▶ _STORED DATA_:

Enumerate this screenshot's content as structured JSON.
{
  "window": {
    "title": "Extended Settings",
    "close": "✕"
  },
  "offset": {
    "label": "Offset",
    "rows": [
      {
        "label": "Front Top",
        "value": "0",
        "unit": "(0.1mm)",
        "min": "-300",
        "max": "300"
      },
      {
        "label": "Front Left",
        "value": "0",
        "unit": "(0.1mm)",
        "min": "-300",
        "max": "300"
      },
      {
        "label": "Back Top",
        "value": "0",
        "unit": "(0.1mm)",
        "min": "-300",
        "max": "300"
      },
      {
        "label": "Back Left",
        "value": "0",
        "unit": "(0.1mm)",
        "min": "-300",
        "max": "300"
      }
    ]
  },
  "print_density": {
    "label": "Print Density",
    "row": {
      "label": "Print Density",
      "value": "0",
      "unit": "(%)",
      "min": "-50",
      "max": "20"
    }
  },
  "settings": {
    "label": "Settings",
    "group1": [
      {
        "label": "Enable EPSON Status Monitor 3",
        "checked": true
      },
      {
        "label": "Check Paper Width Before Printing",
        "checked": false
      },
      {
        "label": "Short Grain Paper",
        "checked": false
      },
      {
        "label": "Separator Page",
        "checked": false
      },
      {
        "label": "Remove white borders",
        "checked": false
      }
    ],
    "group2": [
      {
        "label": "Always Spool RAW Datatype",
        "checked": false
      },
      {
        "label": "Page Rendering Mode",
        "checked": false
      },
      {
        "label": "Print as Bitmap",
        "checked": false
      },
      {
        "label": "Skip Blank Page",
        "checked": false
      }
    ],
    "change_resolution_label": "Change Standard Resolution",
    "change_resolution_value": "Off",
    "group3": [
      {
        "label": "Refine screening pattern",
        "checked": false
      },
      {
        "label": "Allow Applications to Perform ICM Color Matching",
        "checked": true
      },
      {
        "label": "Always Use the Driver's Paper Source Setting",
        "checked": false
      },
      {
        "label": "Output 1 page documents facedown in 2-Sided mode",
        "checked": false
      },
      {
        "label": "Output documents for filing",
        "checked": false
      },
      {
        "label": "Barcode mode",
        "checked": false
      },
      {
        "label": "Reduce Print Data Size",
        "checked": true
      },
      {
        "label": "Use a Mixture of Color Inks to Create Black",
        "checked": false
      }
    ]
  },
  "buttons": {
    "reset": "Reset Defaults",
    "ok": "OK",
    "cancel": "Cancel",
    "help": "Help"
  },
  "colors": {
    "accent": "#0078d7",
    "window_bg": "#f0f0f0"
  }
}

▶ _TASK INSTRUCTIONS_: Restate each record exactly as written.

▶ _CORRECT ANSWER_:
Enumerate this screenshot's content as structured JSON.
{
  "window": {
    "title": "Extended Settings",
    "close": "✕"
  },
  "offset": {
    "label": "Offset",
    "rows": [
      {
        "label": "Front Top",
        "value": "0",
        "unit": "(0.1mm)",
        "min": "-300",
        "max": "300"
      },
      {
        "label": "Front Left",
        "value": "0",
        "unit": "(0.1mm)",
        "min": "-300",
        "max": "300"
      },
      {
        "label": "Back Top",
        "value": "0",
        "unit": "(0.1mm)",
        "min": "-300",
        "max": "300"
      },
      {
        "label": "Back Left",
        "value": "0",
        "unit": "(0.1mm)",
        "min": "-300",
        "max": "300"
      }
    ]
  },
  "print_density": {
    "label": "Print Density",
    "row": {
      "label": "Print Density",
      "value": "0",
      "unit": "(%)",
      "min": "-50",
      "max": "20"
    }
  },
  "settings": {
    "label": "Settings",
    "group1": [
      {
        "label": "Enable EPSON Status Monitor 3",
        "checked": true
      },
      {
        "label": "Check Paper Width Before Printing",
        "checked": false
      },
      {
        "label": "Short Grain Paper",
        "checked": false
      },
      {
        "label": "Separator Page",
        "checked": false
      },
      {
        "label": "Remove white borders",
        "checked": false
      }
    ],
    "group2": [
      {
        "label": "Always Spool RAW Datatype",
        "checked": false
      },
      {
        "label": "Page Rendering Mode",
        "checked": false
      },
      {
        "label": "Print as Bitmap",
        "checked": false
      },
      {
        "label": "Skip Blank Page",
        "checked": false
      }
    ],
    "change_resolution_label": "Change Standard Resolution",
    "change_resolution_value": "Off",
    "group3": [
      {
        "label": "Refine screening pattern",
        "checked": false
      },
      {
        "label": "Allow Applications to Perform ICM Color Matching",
        "checked": true
      },
      {
        "label": "Always Use the Driver's Paper Source Setting",
        "checked": false
      },
      {
        "label": "Output 1 page documents facedown in 2-Sided mode",
        "checked": false
      },
      {
        "label": "Output documents for filing",
        "checked": false
      },
      {
        "label": "Barcode mode",
        "checked": false
      },
      {
        "label": "Reduce Print Data Size",
        "checked": true
      },
      {
        "label": "Use a Mixture of Color Inks to Create Black",
        "checked": false
      }
    ]
  },
  "buttons": {
    "reset": "Reset Defaults",
    "ok": "OK",
    "cancel": "Cancel",
    "help": "Help"
  },
  "colors": {
    "accent": "#0078d7",
    "window_bg": "#f0f0f0"
  }
}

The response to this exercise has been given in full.